WORK TO COMPLETE: Collect each line of the records containing the string "image".

(Extracted records)
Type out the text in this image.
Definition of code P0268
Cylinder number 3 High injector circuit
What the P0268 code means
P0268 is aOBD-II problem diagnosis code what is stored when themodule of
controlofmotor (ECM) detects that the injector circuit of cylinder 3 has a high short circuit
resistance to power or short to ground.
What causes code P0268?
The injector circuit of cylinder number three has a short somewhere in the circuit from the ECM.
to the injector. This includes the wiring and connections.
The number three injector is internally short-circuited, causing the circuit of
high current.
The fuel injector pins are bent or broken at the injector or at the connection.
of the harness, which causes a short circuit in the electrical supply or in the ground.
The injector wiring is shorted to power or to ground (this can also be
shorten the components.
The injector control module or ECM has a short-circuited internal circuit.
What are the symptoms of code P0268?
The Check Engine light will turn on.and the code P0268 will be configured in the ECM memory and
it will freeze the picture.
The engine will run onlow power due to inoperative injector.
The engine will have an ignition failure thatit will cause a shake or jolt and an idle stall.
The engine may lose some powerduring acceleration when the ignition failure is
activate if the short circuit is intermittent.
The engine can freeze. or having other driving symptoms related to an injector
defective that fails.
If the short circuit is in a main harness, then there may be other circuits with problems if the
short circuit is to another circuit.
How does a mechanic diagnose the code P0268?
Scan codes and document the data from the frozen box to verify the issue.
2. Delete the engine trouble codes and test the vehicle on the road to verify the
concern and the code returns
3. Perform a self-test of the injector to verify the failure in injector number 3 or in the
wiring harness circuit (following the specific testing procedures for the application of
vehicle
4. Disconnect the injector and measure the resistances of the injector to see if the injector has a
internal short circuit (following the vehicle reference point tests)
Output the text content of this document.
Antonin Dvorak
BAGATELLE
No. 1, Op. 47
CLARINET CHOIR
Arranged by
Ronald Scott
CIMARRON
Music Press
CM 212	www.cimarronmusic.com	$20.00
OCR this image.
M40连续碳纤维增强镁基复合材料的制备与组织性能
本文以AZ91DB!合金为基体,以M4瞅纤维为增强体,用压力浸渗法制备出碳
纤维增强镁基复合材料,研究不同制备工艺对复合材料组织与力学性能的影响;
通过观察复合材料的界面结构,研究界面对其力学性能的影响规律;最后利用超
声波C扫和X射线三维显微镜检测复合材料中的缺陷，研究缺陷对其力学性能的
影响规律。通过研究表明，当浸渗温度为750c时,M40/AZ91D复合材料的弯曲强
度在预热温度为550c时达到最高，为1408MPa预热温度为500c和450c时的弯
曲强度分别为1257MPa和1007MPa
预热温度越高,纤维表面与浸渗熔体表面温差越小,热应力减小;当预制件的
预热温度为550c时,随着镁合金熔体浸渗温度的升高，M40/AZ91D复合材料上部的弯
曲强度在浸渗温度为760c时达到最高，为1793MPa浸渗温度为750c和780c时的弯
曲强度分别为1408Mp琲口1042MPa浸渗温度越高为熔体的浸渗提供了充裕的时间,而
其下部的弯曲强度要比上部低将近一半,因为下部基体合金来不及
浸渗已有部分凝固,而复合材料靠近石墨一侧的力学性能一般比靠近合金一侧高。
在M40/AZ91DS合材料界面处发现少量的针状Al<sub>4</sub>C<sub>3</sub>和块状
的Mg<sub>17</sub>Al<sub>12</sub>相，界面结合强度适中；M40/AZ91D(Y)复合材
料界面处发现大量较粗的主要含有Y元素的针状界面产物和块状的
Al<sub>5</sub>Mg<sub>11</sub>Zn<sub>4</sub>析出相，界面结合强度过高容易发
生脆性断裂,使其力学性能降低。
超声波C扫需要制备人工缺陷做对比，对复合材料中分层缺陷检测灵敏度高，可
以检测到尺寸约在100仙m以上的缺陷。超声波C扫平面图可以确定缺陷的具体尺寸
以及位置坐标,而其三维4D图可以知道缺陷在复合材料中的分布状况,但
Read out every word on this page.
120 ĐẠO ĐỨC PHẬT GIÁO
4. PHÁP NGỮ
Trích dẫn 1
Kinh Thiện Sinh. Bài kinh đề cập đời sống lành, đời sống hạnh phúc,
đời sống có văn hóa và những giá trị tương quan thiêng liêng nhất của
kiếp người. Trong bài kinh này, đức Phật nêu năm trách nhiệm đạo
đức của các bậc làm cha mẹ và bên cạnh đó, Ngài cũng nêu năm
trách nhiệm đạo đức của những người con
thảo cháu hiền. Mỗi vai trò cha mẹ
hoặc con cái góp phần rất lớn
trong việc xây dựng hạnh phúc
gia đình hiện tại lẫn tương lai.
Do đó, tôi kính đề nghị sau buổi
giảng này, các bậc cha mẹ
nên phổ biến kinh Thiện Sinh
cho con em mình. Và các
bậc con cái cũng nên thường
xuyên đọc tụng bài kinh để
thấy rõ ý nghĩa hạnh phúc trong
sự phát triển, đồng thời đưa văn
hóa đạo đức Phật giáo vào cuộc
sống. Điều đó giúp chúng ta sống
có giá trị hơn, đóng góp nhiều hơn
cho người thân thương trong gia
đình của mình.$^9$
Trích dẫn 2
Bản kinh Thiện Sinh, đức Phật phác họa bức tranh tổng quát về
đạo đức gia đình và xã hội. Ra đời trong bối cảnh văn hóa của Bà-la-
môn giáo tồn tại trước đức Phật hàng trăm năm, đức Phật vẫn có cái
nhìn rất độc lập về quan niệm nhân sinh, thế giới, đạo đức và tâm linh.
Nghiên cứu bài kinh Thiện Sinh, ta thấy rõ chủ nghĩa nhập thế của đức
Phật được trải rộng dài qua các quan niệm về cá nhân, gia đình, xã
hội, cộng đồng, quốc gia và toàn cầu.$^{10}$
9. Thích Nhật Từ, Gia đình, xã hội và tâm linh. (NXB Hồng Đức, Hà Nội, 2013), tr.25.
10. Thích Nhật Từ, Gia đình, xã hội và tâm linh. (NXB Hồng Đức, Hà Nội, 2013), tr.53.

EXERCISE OUTPUT:
Type out the text in this image.
OCR this image.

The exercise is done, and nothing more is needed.